> [Aim of the task] Revise the data below by changing every "legend-swatch" to "legend-marker". Keep everything else the same.

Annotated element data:
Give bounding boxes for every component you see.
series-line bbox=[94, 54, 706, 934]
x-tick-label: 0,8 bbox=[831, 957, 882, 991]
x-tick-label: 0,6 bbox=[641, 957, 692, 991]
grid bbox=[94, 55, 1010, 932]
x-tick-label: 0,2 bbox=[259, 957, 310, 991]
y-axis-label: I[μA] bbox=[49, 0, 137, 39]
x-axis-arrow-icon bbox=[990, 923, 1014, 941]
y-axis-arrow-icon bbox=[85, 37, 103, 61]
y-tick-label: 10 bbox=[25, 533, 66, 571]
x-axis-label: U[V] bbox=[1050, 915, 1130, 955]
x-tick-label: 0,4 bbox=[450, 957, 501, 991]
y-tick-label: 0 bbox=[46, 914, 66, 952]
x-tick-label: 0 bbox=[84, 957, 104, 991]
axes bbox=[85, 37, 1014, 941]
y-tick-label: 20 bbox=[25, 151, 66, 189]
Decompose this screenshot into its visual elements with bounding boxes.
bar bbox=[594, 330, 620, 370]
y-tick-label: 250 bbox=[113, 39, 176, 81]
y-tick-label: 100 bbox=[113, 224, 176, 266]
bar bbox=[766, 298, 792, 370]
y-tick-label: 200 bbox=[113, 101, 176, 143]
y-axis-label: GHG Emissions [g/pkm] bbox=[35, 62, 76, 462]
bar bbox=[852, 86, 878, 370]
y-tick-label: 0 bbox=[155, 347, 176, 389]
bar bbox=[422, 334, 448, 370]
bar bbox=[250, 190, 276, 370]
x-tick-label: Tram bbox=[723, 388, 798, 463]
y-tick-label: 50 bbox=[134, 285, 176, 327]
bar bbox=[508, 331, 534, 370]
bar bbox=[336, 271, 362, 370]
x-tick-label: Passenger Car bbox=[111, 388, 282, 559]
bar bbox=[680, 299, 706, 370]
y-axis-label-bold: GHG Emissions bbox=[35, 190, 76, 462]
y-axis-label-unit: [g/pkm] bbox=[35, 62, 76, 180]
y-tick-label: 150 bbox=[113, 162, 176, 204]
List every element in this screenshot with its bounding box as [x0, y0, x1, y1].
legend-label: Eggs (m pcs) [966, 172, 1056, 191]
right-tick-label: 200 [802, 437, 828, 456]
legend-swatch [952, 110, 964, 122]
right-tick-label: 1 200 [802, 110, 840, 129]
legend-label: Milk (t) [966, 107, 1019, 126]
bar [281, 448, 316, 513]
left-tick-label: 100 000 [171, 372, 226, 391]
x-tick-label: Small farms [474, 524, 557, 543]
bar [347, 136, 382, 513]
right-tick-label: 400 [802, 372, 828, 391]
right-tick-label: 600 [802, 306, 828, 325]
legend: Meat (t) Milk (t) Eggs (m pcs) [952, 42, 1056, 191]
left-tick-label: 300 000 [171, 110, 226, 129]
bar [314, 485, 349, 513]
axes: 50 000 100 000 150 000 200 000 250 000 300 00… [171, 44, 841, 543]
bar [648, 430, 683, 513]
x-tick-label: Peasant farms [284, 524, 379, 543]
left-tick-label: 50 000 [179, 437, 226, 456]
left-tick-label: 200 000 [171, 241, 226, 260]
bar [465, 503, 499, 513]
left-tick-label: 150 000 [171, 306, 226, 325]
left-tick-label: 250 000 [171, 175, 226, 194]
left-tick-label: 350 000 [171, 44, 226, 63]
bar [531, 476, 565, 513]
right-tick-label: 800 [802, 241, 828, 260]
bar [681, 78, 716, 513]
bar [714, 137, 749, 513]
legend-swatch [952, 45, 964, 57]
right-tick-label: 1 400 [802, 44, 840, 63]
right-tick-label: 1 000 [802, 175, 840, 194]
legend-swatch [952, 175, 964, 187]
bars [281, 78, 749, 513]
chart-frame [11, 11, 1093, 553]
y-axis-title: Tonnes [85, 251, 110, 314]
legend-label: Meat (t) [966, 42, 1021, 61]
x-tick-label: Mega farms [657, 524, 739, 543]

> [Answer in full]
Give bounding boxes for every component you see.
series-line bbox=[94, 54, 706, 934]
x-tick-label: 0,8 bbox=[831, 957, 882, 991]
x-tick-label: 0,6 bbox=[641, 957, 692, 991]
grid bbox=[94, 55, 1010, 932]
x-tick-label: 0,2 bbox=[259, 957, 310, 991]
y-axis-label: I[μA] bbox=[49, 0, 137, 39]
x-axis-arrow-icon bbox=[990, 923, 1014, 941]
y-axis-arrow-icon bbox=[85, 37, 103, 61]
y-tick-label: 10 bbox=[25, 533, 66, 571]
x-axis-label: U[V] bbox=[1050, 915, 1130, 955]
x-tick-label: 0,4 bbox=[450, 957, 501, 991]
y-tick-label: 0 bbox=[46, 914, 66, 952]
x-tick-label: 0 bbox=[84, 957, 104, 991]
axes bbox=[85, 37, 1014, 941]
y-tick-label: 20 bbox=[25, 151, 66, 189]
Decompose this screenshot into its visual elements with bounding boxes.
bar bbox=[594, 330, 620, 370]
y-tick-label: 250 bbox=[113, 39, 176, 81]
y-tick-label: 100 bbox=[113, 224, 176, 266]
bar bbox=[766, 298, 792, 370]
y-tick-label: 200 bbox=[113, 101, 176, 143]
y-axis-label: GHG Emissions [g/pkm] bbox=[35, 62, 76, 462]
bar bbox=[852, 86, 878, 370]
y-tick-label: 0 bbox=[155, 347, 176, 389]
bar bbox=[422, 334, 448, 370]
bar bbox=[250, 190, 276, 370]
x-tick-label: Tram bbox=[723, 388, 798, 463]
y-tick-label: 50 bbox=[134, 285, 176, 327]
bar bbox=[508, 331, 534, 370]
bar bbox=[336, 271, 362, 370]
x-tick-label: Passenger Car bbox=[111, 388, 282, 559]
bar bbox=[680, 299, 706, 370]
y-axis-label-bold: GHG Emissions bbox=[35, 190, 76, 462]
y-axis-label-unit: [g/pkm] bbox=[35, 62, 76, 180]
y-tick-label: 150 bbox=[113, 162, 176, 204]
List every element in this screenshot with its bounding box as [x0, y0, x1, y1].
legend-label: Eggs (m pcs) [966, 172, 1056, 191]
right-tick-label: 200 [802, 437, 828, 456]
legend-marker [952, 110, 964, 122]
right-tick-label: 1 200 [802, 110, 840, 129]
legend-label: Milk (t) [966, 107, 1019, 126]
bar [281, 448, 316, 513]
left-tick-label: 100 000 [171, 372, 226, 391]
x-tick-label: Small farms [474, 524, 557, 543]
bar [347, 136, 382, 513]
right-tick-label: 400 [802, 372, 828, 391]
right-tick-label: 600 [802, 306, 828, 325]
legend: Meat (t) Milk (t) Eggs (m pcs) [952, 42, 1056, 191]
left-tick-label: 300 000 [171, 110, 226, 129]
bar [314, 485, 349, 513]
axes: 50 000 100 000 150 000 200 000 250 000 300 00… [171, 44, 841, 543]
bar [648, 430, 683, 513]
x-tick-label: Peasant farms [284, 524, 379, 543]
left-tick-label: 50 000 [179, 437, 226, 456]
left-tick-label: 200 000 [171, 241, 226, 260]
bar [465, 503, 499, 513]
left-tick-label: 150 000 [171, 306, 226, 325]
left-tick-label: 250 000 [171, 175, 226, 194]
left-tick-label: 350 000 [171, 44, 226, 63]
bar [531, 476, 565, 513]
right-tick-label: 800 [802, 241, 828, 260]
bar [681, 78, 716, 513]
bar [714, 137, 749, 513]
legend-marker [952, 45, 964, 57]
right-tick-label: 1 400 [802, 44, 840, 63]
right-tick-label: 1 000 [802, 175, 840, 194]
legend-marker [952, 175, 964, 187]
bars [281, 78, 749, 513]
chart-frame [11, 11, 1093, 553]
y-axis-title: Tonnes [85, 251, 110, 314]
legend-label: Meat (t) [966, 42, 1021, 61]
x-tick-label: Mega farms [657, 524, 739, 543]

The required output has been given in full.